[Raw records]
=-=-=-=-=

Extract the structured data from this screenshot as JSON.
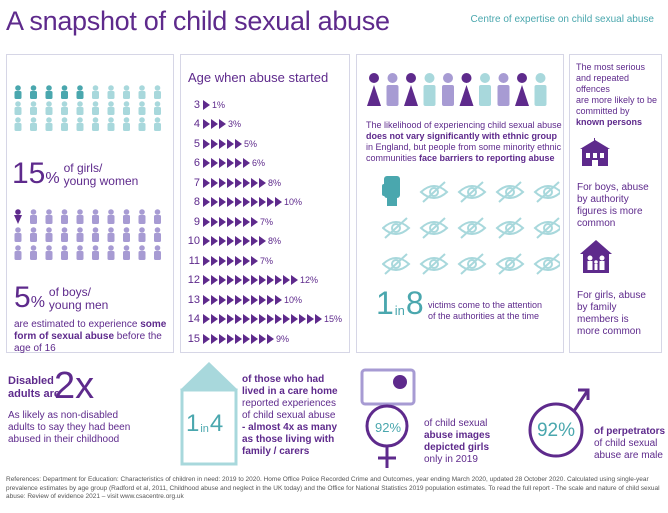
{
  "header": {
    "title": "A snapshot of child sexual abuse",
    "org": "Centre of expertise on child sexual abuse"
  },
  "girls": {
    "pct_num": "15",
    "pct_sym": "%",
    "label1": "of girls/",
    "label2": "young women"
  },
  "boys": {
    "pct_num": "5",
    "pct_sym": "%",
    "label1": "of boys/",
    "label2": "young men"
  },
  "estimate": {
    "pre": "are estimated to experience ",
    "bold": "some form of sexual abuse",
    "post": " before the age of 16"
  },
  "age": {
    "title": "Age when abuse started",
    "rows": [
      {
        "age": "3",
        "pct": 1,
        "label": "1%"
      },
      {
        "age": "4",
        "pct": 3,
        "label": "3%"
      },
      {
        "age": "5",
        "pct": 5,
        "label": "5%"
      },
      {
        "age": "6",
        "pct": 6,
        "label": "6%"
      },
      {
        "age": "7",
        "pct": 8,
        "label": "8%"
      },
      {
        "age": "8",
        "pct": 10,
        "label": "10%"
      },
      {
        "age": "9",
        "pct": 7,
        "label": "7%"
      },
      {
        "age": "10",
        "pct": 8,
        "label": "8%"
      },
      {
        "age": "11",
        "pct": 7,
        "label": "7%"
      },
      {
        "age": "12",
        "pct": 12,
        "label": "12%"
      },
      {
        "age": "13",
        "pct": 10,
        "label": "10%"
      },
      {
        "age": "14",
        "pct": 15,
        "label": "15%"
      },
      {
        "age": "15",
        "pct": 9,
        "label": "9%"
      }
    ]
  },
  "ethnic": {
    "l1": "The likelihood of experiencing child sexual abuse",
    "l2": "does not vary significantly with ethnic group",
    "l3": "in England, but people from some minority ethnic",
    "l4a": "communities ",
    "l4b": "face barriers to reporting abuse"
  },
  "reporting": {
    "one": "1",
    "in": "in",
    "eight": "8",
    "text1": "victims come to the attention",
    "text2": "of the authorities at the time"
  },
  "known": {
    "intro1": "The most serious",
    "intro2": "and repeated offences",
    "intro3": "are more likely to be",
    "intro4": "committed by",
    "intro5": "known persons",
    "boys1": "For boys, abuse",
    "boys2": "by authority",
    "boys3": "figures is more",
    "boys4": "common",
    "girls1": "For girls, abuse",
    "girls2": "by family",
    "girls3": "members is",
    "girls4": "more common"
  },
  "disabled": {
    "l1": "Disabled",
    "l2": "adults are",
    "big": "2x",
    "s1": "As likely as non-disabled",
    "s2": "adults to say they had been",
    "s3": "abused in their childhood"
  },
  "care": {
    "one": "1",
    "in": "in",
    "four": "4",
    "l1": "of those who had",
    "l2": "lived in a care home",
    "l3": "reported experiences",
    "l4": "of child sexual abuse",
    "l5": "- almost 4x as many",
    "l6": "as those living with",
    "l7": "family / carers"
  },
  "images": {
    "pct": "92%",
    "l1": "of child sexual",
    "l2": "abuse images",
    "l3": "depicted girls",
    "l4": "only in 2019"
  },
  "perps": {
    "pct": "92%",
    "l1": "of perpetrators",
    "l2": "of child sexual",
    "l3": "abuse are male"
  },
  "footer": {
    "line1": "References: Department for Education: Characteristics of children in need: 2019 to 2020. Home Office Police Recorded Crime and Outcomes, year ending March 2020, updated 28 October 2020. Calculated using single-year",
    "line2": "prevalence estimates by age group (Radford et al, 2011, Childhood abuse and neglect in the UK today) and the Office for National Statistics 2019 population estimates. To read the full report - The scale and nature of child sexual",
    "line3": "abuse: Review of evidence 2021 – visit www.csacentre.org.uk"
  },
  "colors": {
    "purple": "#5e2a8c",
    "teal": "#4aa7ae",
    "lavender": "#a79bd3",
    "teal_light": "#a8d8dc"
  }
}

=-=-=-=-=

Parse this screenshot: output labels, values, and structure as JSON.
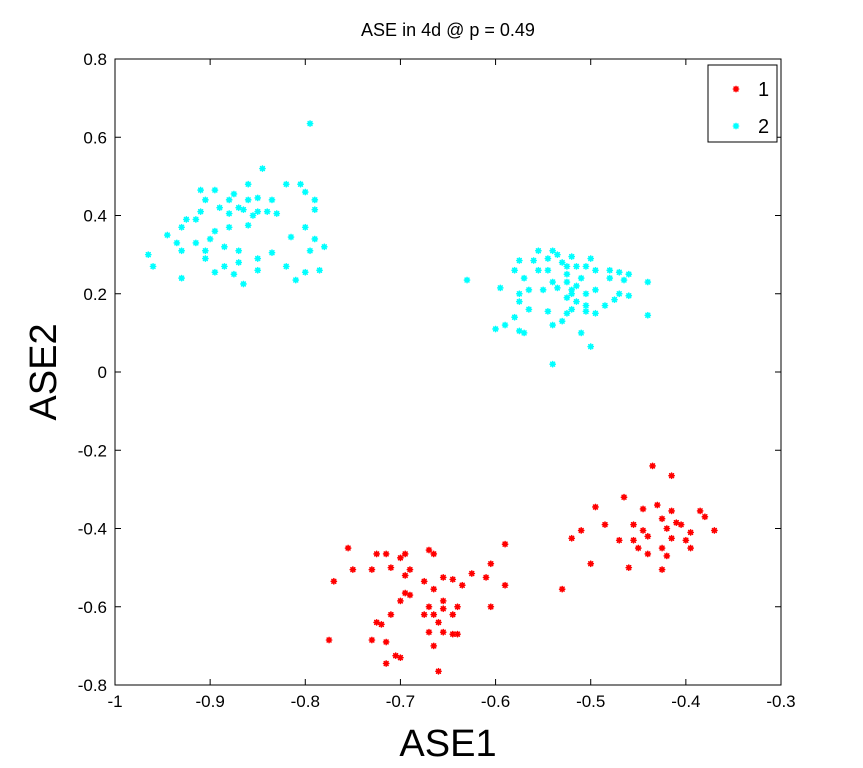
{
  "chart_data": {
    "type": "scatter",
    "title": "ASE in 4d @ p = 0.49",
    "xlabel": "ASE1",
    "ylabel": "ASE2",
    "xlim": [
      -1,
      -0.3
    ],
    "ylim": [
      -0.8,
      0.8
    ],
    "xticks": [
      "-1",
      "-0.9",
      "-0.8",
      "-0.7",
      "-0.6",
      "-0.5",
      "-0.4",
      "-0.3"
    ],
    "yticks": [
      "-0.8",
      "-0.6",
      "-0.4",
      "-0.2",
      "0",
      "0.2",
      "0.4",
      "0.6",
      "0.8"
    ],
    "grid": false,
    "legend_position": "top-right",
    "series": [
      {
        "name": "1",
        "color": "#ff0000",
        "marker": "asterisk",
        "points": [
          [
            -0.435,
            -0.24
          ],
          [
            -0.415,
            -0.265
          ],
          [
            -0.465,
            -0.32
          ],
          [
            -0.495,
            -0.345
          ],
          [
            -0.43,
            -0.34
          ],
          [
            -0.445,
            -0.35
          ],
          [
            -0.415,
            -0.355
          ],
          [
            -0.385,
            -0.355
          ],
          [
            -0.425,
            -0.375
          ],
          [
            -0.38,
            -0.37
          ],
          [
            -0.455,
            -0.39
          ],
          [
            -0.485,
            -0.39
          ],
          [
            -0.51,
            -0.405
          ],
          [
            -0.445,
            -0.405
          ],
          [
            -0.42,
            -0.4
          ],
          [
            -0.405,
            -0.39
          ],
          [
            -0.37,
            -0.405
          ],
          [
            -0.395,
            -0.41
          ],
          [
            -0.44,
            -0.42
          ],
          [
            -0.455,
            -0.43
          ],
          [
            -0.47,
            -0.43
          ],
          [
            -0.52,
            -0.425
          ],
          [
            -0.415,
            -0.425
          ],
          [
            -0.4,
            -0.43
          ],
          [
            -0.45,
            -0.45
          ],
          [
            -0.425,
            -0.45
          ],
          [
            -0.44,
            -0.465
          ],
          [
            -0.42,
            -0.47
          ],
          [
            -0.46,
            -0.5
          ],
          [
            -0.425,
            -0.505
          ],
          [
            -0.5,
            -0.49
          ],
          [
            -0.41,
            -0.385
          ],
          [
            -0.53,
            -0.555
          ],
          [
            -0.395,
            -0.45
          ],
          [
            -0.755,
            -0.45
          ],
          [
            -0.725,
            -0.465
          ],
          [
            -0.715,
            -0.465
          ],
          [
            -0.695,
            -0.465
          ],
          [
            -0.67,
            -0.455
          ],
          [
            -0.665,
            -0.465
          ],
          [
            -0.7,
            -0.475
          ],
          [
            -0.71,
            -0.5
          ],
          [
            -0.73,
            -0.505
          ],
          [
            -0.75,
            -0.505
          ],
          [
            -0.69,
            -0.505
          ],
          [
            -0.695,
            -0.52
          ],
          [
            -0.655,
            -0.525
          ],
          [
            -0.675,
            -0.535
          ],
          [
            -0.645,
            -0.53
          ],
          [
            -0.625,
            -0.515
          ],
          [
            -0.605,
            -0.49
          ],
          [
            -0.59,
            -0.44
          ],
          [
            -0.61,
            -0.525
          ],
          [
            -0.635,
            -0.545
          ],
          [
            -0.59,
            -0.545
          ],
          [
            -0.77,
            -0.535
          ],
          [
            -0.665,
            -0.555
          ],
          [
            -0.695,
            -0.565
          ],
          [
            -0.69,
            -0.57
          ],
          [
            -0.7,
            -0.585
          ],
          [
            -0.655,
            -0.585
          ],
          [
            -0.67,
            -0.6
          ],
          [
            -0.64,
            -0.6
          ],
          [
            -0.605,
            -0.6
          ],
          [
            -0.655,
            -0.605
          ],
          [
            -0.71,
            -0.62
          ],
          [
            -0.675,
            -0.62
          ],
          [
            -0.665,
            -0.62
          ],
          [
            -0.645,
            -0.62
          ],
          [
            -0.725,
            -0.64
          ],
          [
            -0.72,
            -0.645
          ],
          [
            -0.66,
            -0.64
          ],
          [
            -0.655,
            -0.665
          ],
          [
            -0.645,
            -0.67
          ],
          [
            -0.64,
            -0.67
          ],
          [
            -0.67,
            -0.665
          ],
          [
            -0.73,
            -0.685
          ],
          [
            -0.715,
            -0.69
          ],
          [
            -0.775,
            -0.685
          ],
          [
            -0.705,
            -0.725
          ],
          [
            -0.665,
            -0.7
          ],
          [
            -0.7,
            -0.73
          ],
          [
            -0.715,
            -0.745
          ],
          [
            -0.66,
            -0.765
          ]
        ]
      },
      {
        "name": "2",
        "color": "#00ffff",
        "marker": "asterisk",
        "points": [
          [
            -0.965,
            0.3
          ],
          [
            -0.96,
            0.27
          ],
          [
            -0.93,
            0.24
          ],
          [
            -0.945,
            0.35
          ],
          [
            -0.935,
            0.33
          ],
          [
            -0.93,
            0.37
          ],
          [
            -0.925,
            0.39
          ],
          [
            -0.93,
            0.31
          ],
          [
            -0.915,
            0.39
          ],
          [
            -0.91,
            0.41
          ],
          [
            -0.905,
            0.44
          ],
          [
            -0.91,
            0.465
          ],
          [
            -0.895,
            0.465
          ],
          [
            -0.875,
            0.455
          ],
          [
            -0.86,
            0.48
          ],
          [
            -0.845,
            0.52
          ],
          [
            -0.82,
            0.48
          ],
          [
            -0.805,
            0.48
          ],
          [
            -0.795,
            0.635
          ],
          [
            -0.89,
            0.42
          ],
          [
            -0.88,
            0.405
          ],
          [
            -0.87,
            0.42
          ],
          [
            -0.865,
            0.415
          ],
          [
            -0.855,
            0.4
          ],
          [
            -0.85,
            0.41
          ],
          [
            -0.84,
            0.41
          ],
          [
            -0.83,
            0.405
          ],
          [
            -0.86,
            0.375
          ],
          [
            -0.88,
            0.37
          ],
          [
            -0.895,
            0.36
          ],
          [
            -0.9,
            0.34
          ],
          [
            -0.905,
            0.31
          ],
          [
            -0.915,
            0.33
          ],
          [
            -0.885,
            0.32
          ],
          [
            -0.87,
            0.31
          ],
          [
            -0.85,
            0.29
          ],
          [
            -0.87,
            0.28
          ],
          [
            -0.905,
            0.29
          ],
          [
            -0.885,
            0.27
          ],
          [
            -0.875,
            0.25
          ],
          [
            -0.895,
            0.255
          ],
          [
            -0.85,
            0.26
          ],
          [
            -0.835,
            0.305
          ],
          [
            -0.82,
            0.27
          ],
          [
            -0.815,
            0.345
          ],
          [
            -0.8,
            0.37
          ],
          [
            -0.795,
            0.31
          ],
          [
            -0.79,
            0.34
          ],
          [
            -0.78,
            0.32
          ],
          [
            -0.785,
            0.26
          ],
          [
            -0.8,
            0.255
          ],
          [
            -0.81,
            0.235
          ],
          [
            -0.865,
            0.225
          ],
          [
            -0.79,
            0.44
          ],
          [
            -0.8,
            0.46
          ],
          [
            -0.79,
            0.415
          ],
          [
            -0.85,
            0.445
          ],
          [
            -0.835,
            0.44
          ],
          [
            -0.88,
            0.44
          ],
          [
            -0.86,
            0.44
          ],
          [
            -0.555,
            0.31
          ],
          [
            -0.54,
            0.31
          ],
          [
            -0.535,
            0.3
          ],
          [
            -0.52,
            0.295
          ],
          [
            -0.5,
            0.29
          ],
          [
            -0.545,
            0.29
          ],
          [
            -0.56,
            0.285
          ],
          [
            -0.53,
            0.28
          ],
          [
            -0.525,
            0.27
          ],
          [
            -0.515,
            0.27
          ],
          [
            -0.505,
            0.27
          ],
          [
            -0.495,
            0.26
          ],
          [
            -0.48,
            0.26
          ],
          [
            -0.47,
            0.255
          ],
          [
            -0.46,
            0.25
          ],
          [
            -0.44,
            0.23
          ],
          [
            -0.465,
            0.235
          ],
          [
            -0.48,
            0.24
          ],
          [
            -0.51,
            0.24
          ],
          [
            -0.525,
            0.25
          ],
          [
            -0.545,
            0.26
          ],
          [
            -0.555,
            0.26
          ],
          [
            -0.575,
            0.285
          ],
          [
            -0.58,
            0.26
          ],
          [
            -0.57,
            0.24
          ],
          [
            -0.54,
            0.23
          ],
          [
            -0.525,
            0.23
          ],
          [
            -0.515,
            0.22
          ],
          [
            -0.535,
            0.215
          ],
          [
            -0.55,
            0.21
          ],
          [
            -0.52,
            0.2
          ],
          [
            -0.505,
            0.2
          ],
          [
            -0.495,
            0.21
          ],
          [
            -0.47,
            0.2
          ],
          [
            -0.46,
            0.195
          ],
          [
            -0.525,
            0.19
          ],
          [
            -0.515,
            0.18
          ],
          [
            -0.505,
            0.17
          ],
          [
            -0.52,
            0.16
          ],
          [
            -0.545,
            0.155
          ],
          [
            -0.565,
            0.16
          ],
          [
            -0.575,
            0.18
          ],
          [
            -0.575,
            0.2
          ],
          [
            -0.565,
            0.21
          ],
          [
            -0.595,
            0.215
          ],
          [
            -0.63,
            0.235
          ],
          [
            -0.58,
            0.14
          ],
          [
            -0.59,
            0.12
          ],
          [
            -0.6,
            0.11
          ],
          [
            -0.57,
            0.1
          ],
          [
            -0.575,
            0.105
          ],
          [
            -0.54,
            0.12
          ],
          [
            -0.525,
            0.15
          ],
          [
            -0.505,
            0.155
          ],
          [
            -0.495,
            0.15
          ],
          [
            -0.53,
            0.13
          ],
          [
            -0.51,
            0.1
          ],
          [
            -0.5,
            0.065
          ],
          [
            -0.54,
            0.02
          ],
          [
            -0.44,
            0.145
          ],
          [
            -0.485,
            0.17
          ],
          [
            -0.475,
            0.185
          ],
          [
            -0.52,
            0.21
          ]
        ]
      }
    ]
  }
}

=-=-=-=-=

From the material above, gather all lines that include the string "this" and copy them.

Extract the structured data from this screenshot as JSON.
Parse this screenshot: output labels, values, and structure as JSON.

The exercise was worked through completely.